GIVEN INSTRUCTION: Here are some records; return them all exactly.

AVAILABLE RECORDS:
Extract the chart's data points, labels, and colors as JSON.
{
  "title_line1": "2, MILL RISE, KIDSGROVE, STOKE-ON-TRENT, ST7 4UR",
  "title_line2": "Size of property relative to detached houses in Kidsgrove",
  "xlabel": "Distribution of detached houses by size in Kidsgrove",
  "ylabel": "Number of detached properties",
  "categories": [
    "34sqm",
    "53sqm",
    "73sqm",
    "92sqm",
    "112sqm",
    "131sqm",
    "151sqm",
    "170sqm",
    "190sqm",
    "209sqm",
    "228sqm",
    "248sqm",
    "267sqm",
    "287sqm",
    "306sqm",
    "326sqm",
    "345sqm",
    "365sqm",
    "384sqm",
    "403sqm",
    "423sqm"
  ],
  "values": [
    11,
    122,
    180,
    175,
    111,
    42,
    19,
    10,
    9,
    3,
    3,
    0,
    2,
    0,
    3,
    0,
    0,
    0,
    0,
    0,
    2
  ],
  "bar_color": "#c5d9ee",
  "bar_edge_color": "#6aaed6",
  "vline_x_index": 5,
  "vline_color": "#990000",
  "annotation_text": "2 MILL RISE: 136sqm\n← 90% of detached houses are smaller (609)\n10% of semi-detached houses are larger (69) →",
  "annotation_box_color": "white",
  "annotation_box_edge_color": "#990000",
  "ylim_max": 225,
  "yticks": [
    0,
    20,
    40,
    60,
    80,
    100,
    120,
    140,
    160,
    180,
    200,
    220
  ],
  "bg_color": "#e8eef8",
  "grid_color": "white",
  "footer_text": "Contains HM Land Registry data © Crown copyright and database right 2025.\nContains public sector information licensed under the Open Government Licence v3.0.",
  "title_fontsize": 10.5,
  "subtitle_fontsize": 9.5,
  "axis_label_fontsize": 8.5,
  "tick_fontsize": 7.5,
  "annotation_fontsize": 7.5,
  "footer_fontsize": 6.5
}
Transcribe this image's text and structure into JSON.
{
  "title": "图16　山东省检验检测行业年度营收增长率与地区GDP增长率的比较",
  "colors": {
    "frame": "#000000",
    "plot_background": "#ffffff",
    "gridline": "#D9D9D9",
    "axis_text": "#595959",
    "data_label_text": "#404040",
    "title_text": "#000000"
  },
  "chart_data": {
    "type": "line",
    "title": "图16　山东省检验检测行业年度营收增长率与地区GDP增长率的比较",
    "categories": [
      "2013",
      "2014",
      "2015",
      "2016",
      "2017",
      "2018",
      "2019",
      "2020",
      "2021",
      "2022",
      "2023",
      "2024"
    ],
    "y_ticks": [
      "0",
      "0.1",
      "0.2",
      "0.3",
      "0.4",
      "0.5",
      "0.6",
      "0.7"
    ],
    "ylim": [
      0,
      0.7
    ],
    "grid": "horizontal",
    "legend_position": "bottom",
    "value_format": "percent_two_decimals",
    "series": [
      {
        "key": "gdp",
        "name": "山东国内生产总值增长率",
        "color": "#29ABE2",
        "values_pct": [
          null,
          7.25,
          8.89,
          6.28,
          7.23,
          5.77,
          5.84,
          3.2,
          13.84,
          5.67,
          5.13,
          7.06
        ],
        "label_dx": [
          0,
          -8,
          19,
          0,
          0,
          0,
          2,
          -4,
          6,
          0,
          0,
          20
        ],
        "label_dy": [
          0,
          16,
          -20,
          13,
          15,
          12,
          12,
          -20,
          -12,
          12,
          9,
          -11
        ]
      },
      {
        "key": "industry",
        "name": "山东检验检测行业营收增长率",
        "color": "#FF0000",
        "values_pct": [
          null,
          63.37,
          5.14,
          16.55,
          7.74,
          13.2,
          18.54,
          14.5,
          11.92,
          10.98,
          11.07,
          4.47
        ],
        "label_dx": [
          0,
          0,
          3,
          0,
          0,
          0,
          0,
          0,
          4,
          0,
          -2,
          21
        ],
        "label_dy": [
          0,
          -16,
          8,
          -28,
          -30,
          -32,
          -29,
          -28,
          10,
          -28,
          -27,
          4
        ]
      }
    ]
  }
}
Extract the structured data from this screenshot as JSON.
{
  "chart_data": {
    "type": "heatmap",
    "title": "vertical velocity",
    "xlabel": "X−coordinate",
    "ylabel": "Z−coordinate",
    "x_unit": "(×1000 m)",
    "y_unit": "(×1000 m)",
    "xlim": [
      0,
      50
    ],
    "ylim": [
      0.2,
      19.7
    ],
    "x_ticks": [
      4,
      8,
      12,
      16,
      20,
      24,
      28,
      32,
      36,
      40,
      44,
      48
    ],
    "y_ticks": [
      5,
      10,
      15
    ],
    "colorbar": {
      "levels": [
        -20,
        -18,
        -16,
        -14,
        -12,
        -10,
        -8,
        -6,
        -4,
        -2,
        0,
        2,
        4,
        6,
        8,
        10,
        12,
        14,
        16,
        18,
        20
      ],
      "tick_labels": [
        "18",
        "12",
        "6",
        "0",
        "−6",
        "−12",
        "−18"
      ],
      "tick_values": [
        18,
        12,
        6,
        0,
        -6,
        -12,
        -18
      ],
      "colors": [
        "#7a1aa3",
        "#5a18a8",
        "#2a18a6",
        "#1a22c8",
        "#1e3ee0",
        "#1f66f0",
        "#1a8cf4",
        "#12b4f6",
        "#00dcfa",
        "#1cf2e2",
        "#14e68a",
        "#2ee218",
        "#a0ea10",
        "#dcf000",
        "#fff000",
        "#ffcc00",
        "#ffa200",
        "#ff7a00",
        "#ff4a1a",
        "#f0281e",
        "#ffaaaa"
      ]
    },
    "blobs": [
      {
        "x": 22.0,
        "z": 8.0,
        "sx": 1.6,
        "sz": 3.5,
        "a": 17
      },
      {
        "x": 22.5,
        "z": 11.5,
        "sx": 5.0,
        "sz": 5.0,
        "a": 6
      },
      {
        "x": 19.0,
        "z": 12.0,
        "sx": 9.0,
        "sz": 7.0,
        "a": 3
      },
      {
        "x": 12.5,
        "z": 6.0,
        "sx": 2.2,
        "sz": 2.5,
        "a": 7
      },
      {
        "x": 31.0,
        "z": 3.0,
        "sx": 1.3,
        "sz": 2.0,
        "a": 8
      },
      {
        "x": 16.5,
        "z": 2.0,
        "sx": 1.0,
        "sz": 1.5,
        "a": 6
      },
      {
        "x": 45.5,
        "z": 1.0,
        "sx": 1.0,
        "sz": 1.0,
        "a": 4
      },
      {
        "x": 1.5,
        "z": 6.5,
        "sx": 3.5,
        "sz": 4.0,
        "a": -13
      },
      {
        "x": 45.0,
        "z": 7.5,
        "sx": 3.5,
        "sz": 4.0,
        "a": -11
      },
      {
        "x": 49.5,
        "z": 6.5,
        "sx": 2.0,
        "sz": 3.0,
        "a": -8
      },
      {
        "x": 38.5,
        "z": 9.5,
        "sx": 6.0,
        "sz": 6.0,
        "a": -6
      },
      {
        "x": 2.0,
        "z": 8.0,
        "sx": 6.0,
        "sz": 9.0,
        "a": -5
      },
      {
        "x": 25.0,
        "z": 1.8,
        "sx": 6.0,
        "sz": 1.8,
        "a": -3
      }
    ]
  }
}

THE REPLY:
Extract the chart's data points, labels, and colors as JSON.
{
  "title_line1": "2, MILL RISE, KIDSGROVE, STOKE-ON-TRENT, ST7 4UR",
  "title_line2": "Size of property relative to detached houses in Kidsgrove",
  "xlabel": "Distribution of detached houses by size in Kidsgrove",
  "ylabel": "Number of detached properties",
  "categories": [
    "34sqm",
    "53sqm",
    "73sqm",
    "92sqm",
    "112sqm",
    "131sqm",
    "151sqm",
    "170sqm",
    "190sqm",
    "209sqm",
    "228sqm",
    "248sqm",
    "267sqm",
    "287sqm",
    "306sqm",
    "326sqm",
    "345sqm",
    "365sqm",
    "384sqm",
    "403sqm",
    "423sqm"
  ],
  "values": [
    11,
    122,
    180,
    175,
    111,
    42,
    19,
    10,
    9,
    3,
    3,
    0,
    2,
    0,
    3,
    0,
    0,
    0,
    0,
    0,
    2
  ],
  "bar_color": "#c5d9ee",
  "bar_edge_color": "#6aaed6",
  "vline_x_index": 5,
  "vline_color": "#990000",
  "annotation_text": "2 MILL RISE: 136sqm\n← 90% of detached houses are smaller (609)\n10% of semi-detached houses are larger (69) →",
  "annotation_box_color": "white",
  "annotation_box_edge_color": "#990000",
  "ylim_max": 225,
  "yticks": [
    0,
    20,
    40,
    60,
    80,
    100,
    120,
    140,
    160,
    180,
    200,
    220
  ],
  "bg_color": "#e8eef8",
  "grid_color": "white",
  "footer_text": "Contains HM Land Registry data © Crown copyright and database right 2025.\nContains public sector information licensed under the Open Government Licence v3.0.",
  "title_fontsize": 10.5,
  "subtitle_fontsize": 9.5,
  "axis_label_fontsize": 8.5,
  "tick_fontsize": 7.5,
  "annotation_fontsize": 7.5,
  "footer_fontsize": 6.5
}
Transcribe this image's text and structure into JSON.
{
  "title": "图16　山东省检验检测行业年度营收增长率与地区GDP增长率的比较",
  "colors": {
    "frame": "#000000",
    "plot_background": "#ffffff",
    "gridline": "#D9D9D9",
    "axis_text": "#595959",
    "data_label_text": "#404040",
    "title_text": "#000000"
  },
  "chart_data": {
    "type": "line",
    "title": "图16　山东省检验检测行业年度营收增长率与地区GDP增长率的比较",
    "categories": [
      "2013",
      "2014",
      "2015",
      "2016",
      "2017",
      "2018",
      "2019",
      "2020",
      "2021",
      "2022",
      "2023",
      "2024"
    ],
    "y_ticks": [
      "0",
      "0.1",
      "0.2",
      "0.3",
      "0.4",
      "0.5",
      "0.6",
      "0.7"
    ],
    "ylim": [
      0,
      0.7
    ],
    "grid": "horizontal",
    "legend_position": "bottom",
    "value_format": "percent_two_decimals",
    "series": [
      {
        "key": "gdp",
        "name": "山东国内生产总值增长率",
        "color": "#29ABE2",
        "values_pct": [
          null,
          7.25,
          8.89,
          6.28,
          7.23,
          5.77,
          5.84,
          3.2,
          13.84,
          5.67,
          5.13,
          7.06
        ],
        "label_dx": [
          0,
          -8,
          19,
          0,
          0,
          0,
          2,
          -4,
          6,
          0,
          0,
          20
        ],
        "label_dy": [
          0,
          16,
          -20,
          13,
          15,
          12,
          12,
          -20,
          -12,
          12,
          9,
          -11
        ]
      },
      {
        "key": "industry",
        "name": "山东检验检测行业营收增长率",
        "color": "#FF0000",
        "values_pct": [
          null,
          63.37,
          5.14,
          16.55,
          7.74,
          13.2,
          18.54,
          14.5,
          11.92,
          10.98,
          11.07,
          4.47
        ],
        "label_dx": [
          0,
          0,
          3,
          0,
          0,
          0,
          0,
          0,
          4,
          0,
          -2,
          21
        ],
        "label_dy": [
          0,
          -16,
          8,
          -28,
          -30,
          -32,
          -29,
          -28,
          10,
          -28,
          -27,
          4
        ]
      }
    ]
  }
}
Extract the structured data from this screenshot as JSON.
{
  "chart_data": {
    "type": "heatmap",
    "title": "vertical velocity",
    "xlabel": "X−coordinate",
    "ylabel": "Z−coordinate",
    "x_unit": "(×1000 m)",
    "y_unit": "(×1000 m)",
    "xlim": [
      0,
      50
    ],
    "ylim": [
      0.2,
      19.7
    ],
    "x_ticks": [
      4,
      8,
      12,
      16,
      20,
      24,
      28,
      32,
      36,
      40,
      44,
      48
    ],
    "y_ticks": [
      5,
      10,
      15
    ],
    "colorbar": {
      "levels": [
        -20,
        -18,
        -16,
        -14,
        -12,
        -10,
        -8,
        -6,
        -4,
        -2,
        0,
        2,
        4,
        6,
        8,
        10,
        12,
        14,
        16,
        18,
        20
      ],
      "tick_labels": [
        "18",
        "12",
        "6",
        "0",
        "−6",
        "−12",
        "−18"
      ],
      "tick_values": [
        18,
        12,
        6,
        0,
        -6,
        -12,
        -18
      ],
      "colors": [
        "#7a1aa3",
        "#5a18a8",
        "#2a18a6",
        "#1a22c8",
        "#1e3ee0",
        "#1f66f0",
        "#1a8cf4",
        "#12b4f6",
        "#00dcfa",
        "#1cf2e2",
        "#14e68a",
        "#2ee218",
        "#a0ea10",
        "#dcf000",
        "#fff000",
        "#ffcc00",
        "#ffa200",
        "#ff7a00",
        "#ff4a1a",
        "#f0281e",
        "#ffaaaa"
      ]
    },
    "blobs": [
      {
        "x": 22.0,
        "z": 8.0,
        "sx": 1.6,
        "sz": 3.5,
        "a": 17
      },
      {
        "x": 22.5,
        "z": 11.5,
        "sx": 5.0,
        "sz": 5.0,
        "a": 6
      },
      {
        "x": 19.0,
        "z": 12.0,
        "sx": 9.0,
        "sz": 7.0,
        "a": 3
      },
      {
        "x": 12.5,
        "z": 6.0,
        "sx": 2.2,
        "sz": 2.5,
        "a": 7
      },
      {
        "x": 31.0,
        "z": 3.0,
        "sx": 1.3,
        "sz": 2.0,
        "a": 8
      },
      {
        "x": 16.5,
        "z": 2.0,
        "sx": 1.0,
        "sz": 1.5,
        "a": 6
      },
      {
        "x": 45.5,
        "z": 1.0,
        "sx": 1.0,
        "sz": 1.0,
        "a": 4
      },
      {
        "x": 1.5,
        "z": 6.5,
        "sx": 3.5,
        "sz": 4.0,
        "a": -13
      },
      {
        "x": 45.0,
        "z": 7.5,
        "sx": 3.5,
        "sz": 4.0,
        "a": -11
      },
      {
        "x": 49.5,
        "z": 6.5,
        "sx": 2.0,
        "sz": 3.0,
        "a": -8
      },
      {
        "x": 38.5,
        "z": 9.5,
        "sx": 6.0,
        "sz": 6.0,
        "a": -6
      },
      {
        "x": 2.0,
        "z": 8.0,
        "sx": 6.0,
        "sz": 9.0,
        "a": -5
      },
      {
        "x": 25.0,
        "z": 1.8,
        "sx": 6.0,
        "sz": 1.8,
        "a": -3
      }
    ]
  }
}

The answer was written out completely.